(Collected data)
╔══

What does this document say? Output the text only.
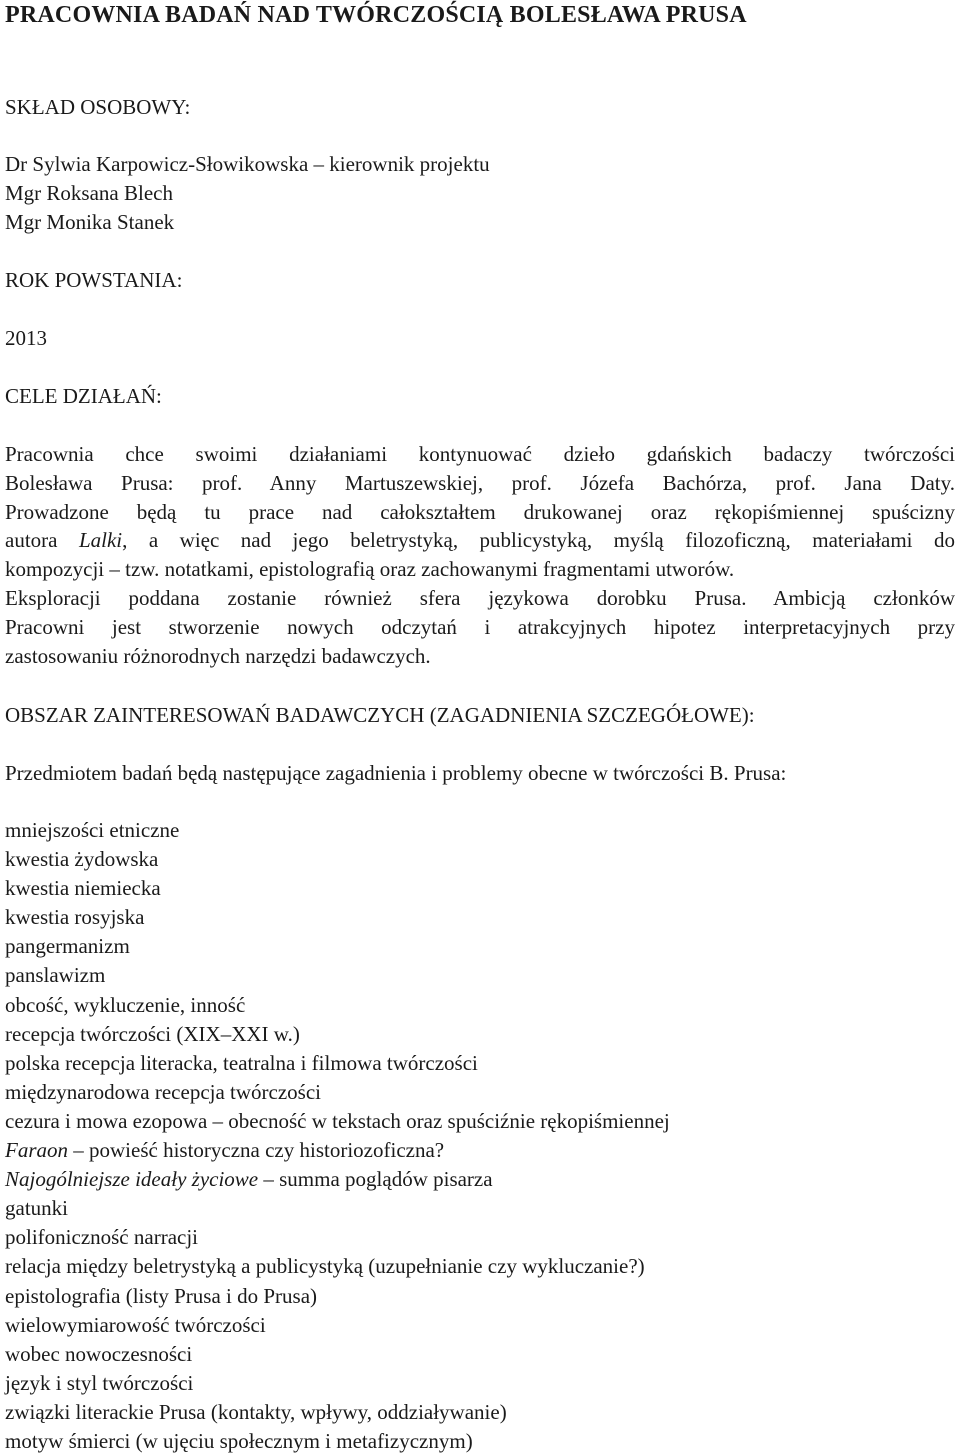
PRACOWNIA BADAŃ NAD TWÓRCZOŚCIĄ BOLESŁAWA PRUSA
SKŁAD OSOBOWY:
Dr Sylwia Karpowicz-Słowikowska – kierownik projektu
Mgr Roksana Blech
Mgr Monika Stanek
ROK POWSTANIA:
2013
CELE DZIAŁAŃ:
Pracownia chce swoimi działaniami kontynuować dzieło gdańskich badaczy twórczości
Bolesława Prusa: prof. Anny Martuszewskiej, prof. Józefa Bachórza, prof. Jana Daty.
Prowadzone będą tu prace nad całokształtem drukowanej oraz rękopiśmiennej spuścizny
autora Lalki, a więc nad jego beletrystyką, publicystyką, myślą filozoficzną, materiałami do
kompozycji – tzw. notatkami, epistolografią oraz zachowanymi fragmentami utworów.
Eksploracji poddana zostanie również sfera językowa dorobku Prusa. Ambicją członków
Pracowni jest stworzenie nowych odczytań i atrakcyjnych hipotez interpretacyjnych przy
zastosowaniu różnorodnych narzędzi badawczych.
OBSZAR ZAINTERESOWAŃ BADAWCZYCH (ZAGADNIENIA SZCZEGÓŁOWE):
Przedmiotem badań będą następujące zagadnienia i problemy obecne w twórczości B. Prusa:
mniejszości etniczne
kwestia żydowska
kwestia niemiecka
kwestia rosyjska
pangermanizm
panslawizm
obcość, wykluczenie, inność
recepcja twórczości (XIX–XXI w.)
polska recepcja literacka, teatralna i filmowa twórczości
międzynarodowa recepcja twórczości
cezura i mowa ezopowa – obecność w tekstach oraz spuściźnie rękopiśmiennej
Faraon – powieść historyczna czy historiozoficzna?
Najogólniejsze ideały życiowe – summa poglądów pisarza
gatunki
polifoniczność narracji
relacja między beletrystyką a publicystyką (uzupełnianie czy wykluczanie?)
epistolografia (listy Prusa i do Prusa)
wielowymiarowość twórczości
wobec nowoczesności
język i styl twórczości
związki literackie Prusa (kontakty, wpływy, oddziaływanie)
motyw śmierci (w ujęciu społecznym i metafizycznym)
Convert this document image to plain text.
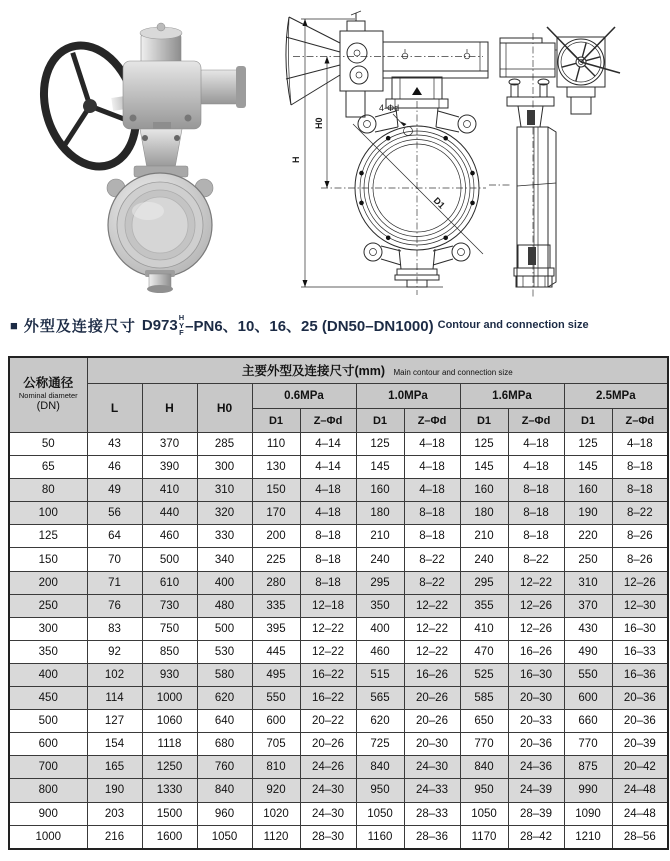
D1
4-Φd
H
H0
■ 外型及连接尺寸 D973 H
Y
F –PN6、10、16、25 (DN50–DN1000) Contour and connection size
公称通径
Nominal diameter
(DN)	主要外型及连接尺寸(mm) Main contour and connection size										
	L	H	H0	0.6MPa		1.0MPa		1.6MPa		2.5MPa	
				D1	Z–Φd	D1	Z–Φd	D1	Z–Φd	D1	Z–Φd
50	43	370	285	110	4–14	125	4–18	125	4–18	125	4–18
65	46	390	300	130	4–14	145	4–18	145	4–18	145	8–18
80	49	410	310	150	4–18	160	4–18	160	8–18	160	8–18
100	56	440	320	170	4–18	180	8–18	180	8–18	190	8–22
125	64	460	330	200	8–18	210	8–18	210	8–18	220	8–26
150	70	500	340	225	8–18	240	8–22	240	8–22	250	8–26
200	71	610	400	280	8–18	295	8–22	295	12–22	310	12–26
250	76	730	480	335	12–18	350	12–22	355	12–26	370	12–30
300	83	750	500	395	12–22	400	12–22	410	12–26	430	16–30
350	92	850	530	445	12–22	460	12–22	470	16–26	490	16–33
400	102	930	580	495	16–22	515	16–26	525	16–30	550	16–36
450	114	1000	620	550	16–22	565	20–26	585	20–30	600	20–36
500	127	1060	640	600	20–22	620	20–26	650	20–33	660	20–36
600	154	1118	680	705	20–26	725	20–30	770	20–36	770	20–39
700	165	1250	760	810	24–26	840	24–30	840	24–36	875	20–42
800	190	1330	840	920	24–30	950	24–33	950	24–39	990	24–48
900	203	1500	960	1020	24–30	1050	28–33	1050	28–39	1090	24–48
1000	216	1600	1050	1120	28–30	1160	28–36	1170	28–42	1210	28–56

╚══

- **Required task**: Locate each line with the word "this" and copy it.

- **Final result**:
What does this document say? Output the text only.
Convert this document image to plain text.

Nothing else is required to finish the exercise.